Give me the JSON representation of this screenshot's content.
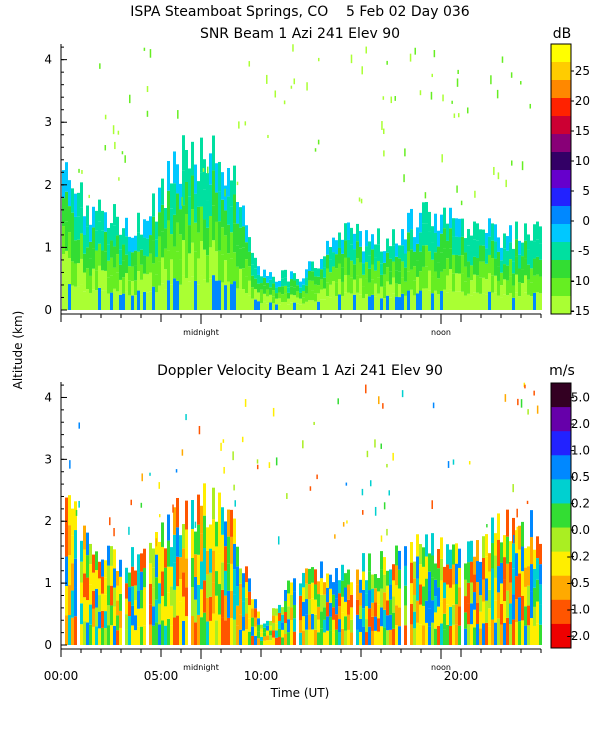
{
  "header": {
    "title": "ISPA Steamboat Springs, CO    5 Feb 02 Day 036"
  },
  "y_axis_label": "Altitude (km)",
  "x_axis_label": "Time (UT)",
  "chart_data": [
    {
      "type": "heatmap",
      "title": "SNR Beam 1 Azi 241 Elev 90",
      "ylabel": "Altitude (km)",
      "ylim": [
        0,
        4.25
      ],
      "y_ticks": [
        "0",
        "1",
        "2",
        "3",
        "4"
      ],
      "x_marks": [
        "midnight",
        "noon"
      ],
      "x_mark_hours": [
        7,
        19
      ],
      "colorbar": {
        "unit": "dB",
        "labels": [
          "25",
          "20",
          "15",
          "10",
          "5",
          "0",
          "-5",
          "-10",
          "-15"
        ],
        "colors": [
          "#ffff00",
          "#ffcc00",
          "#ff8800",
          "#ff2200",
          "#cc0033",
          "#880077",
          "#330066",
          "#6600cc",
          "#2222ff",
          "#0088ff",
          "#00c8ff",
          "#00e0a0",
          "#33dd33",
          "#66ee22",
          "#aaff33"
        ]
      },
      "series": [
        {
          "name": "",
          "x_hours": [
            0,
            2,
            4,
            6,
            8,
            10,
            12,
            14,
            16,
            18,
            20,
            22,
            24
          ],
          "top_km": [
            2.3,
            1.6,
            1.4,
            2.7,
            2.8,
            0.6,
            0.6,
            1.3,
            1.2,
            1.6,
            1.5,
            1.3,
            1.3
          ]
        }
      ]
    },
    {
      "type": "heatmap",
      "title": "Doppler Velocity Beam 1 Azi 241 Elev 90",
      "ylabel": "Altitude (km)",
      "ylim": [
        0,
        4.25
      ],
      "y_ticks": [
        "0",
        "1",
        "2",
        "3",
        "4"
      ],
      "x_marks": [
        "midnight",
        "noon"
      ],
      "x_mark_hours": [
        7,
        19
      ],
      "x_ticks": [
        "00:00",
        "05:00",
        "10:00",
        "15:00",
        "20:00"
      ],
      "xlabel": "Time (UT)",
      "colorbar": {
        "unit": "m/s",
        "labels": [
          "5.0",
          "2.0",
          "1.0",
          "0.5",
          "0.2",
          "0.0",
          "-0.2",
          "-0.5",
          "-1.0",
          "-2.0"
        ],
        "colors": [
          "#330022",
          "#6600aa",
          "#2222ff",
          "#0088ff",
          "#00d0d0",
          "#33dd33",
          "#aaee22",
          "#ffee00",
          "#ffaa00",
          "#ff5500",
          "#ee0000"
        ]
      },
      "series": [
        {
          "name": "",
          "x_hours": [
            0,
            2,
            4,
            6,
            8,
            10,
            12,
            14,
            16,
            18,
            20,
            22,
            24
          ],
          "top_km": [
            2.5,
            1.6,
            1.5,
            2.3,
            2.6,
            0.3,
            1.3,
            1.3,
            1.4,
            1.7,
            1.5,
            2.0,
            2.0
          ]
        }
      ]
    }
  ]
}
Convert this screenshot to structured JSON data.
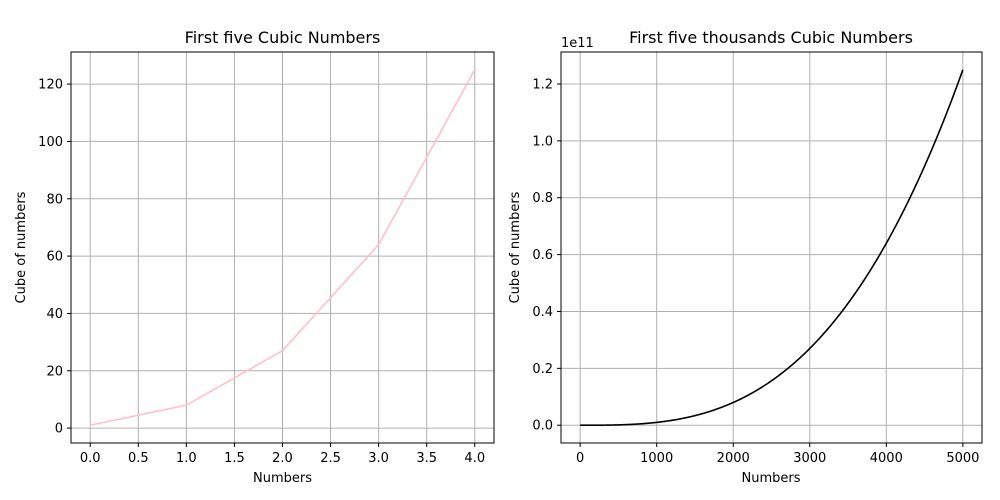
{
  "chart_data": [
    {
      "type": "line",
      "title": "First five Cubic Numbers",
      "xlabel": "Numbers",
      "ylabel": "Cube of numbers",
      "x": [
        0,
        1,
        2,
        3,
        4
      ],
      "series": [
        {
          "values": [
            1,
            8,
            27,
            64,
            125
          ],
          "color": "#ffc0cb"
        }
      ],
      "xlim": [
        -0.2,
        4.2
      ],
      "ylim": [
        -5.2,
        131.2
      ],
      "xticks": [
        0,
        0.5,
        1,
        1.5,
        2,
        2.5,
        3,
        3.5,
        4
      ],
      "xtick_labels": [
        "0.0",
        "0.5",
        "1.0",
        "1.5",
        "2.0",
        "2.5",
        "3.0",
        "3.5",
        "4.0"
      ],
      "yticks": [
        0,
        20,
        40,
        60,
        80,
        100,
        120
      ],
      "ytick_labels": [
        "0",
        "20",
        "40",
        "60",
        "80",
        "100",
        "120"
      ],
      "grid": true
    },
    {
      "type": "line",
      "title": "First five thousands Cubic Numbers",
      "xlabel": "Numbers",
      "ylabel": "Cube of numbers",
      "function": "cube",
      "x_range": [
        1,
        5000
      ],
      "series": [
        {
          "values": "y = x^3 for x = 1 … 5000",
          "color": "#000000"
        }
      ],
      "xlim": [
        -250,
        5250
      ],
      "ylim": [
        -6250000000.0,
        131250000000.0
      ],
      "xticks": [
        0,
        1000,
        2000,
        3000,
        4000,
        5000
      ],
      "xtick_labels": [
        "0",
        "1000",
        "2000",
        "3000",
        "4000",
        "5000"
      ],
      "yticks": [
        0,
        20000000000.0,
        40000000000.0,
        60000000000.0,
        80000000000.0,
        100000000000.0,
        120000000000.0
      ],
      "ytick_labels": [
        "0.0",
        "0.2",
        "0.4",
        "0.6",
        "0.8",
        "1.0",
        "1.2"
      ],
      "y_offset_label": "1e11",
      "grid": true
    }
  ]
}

________________________

Going through the records above, state how many lines carry "First", with no other text.

Exercise answer:
2